Direction.
Give the number of lines in the data that contain "Stations", and nothing more.

Information provided.
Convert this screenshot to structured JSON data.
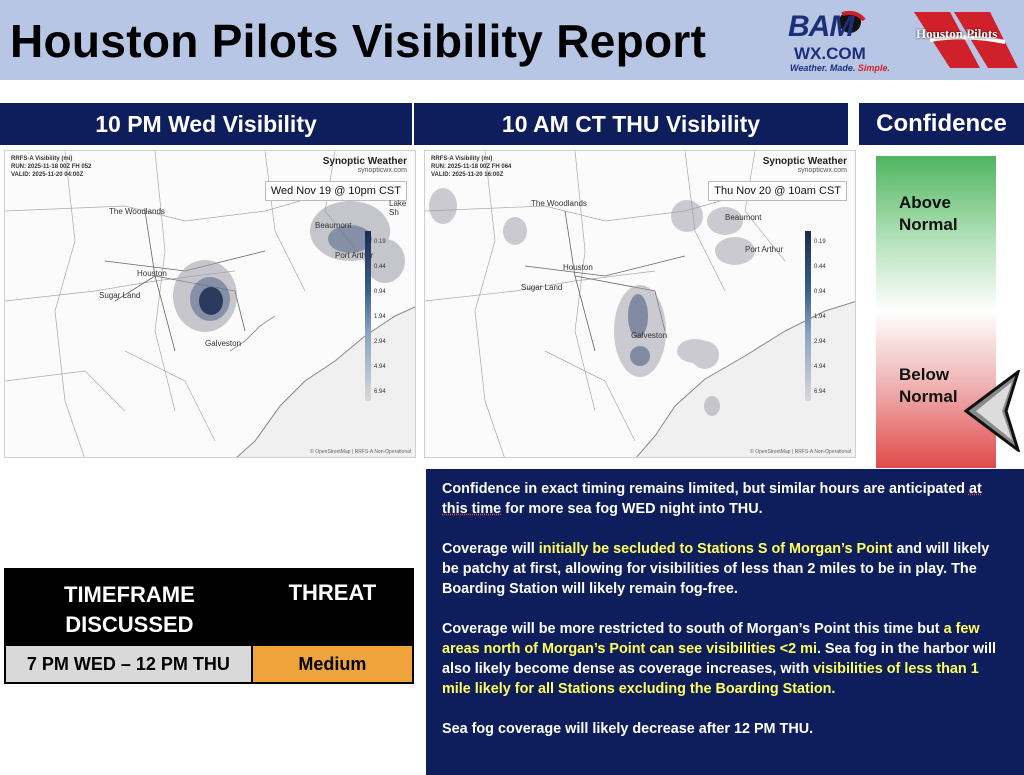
{
  "title": "Houston Pilots Visibility Report",
  "logos": {
    "bam": {
      "line1": "BAM",
      "line2": "WX.COM",
      "tagline_a": "Weather. Made. ",
      "tagline_b": "Simple."
    },
    "houston_pilots": "Houston Pilots"
  },
  "panels": {
    "left": {
      "header": "10 PM Wed Visibility",
      "meta_line1": "RRFS-A Visibility (mi)",
      "meta_line2": "RUN: 2025-11-18 00Z FH 052",
      "meta_line3": "VALID: 2025-11-20 04:00Z",
      "brand": "Synoptic Weather",
      "brand_url": "synopticwx.com",
      "date": "Wed Nov 19 @ 10pm CST",
      "cities": [
        "The Woodlands",
        "Houston",
        "Sugar Land",
        "Galveston",
        "Beaumont",
        "Port Arthur",
        "Lake Sh"
      ],
      "credit": "© OpenStreetMap | RRFS-A Non-Operational"
    },
    "right": {
      "header": "10 AM CT THU Visibility",
      "meta_line1": "RRFS-A Visibility (mi)",
      "meta_line2": "RUN: 2025-11-18 00Z FH 064",
      "meta_line3": "VALID: 2025-11-20 16:00Z",
      "brand": "Synoptic Weather",
      "brand_url": "synopticwx.com",
      "date": "Thu Nov 20 @ 10am CST",
      "cities": [
        "The Woodlands",
        "Beaumont",
        "Port Arthur",
        "Houston",
        "Sugar Land",
        "Galveston"
      ],
      "credit": "© OpenStreetMap | RRFS-A Non-Operational"
    },
    "legend_values": [
      "0.19",
      "0.44",
      "0.94",
      "1.94",
      "2.94",
      "4.94",
      "6.94"
    ]
  },
  "confidence": {
    "header": "Confidence",
    "above": "Above Normal",
    "below": "Below Normal",
    "indicator_level": "below-normal"
  },
  "table": {
    "col1_header": "TIMEFRAME DISCUSSED",
    "col2_header": "THREAT",
    "timeframe": "7 PM WED – 12 PM THU",
    "threat": "Medium",
    "threat_color": "#f0a33a"
  },
  "discussion": {
    "p1a": "Confidence in exact timing remains limited, but similar hours are anticipated ",
    "p1b": "at this time",
    "p1c": " for more sea fog WED night into THU.",
    "p2a": "Coverage will ",
    "p2hl": "initially be secluded to Stations S of Morgan’s Point",
    "p2b": " and will likely be patchy at first, allowing for visibilities of less than 2 miles to be in play. The Boarding Station will likely remain fog-free.",
    "p3a": "Coverage will be more restricted to south of Morgan’s Point this time but ",
    "p3hl1": "a few areas north of Morgan’s Point can see visibilities <2 mi",
    "p3b": ". Sea fog in the harbor will also likely become dense as coverage increases, with ",
    "p3hl2": "visibilities of less than 1 mile likely for all Stations excluding the Boarding Station.",
    "p4": "Sea fog coverage will likely decrease after 12 PM THU."
  },
  "colors": {
    "navy": "#0e1d5c",
    "title_bg": "#b8c6e6",
    "highlight": "#ffff5c"
  }
}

Solved problem.
2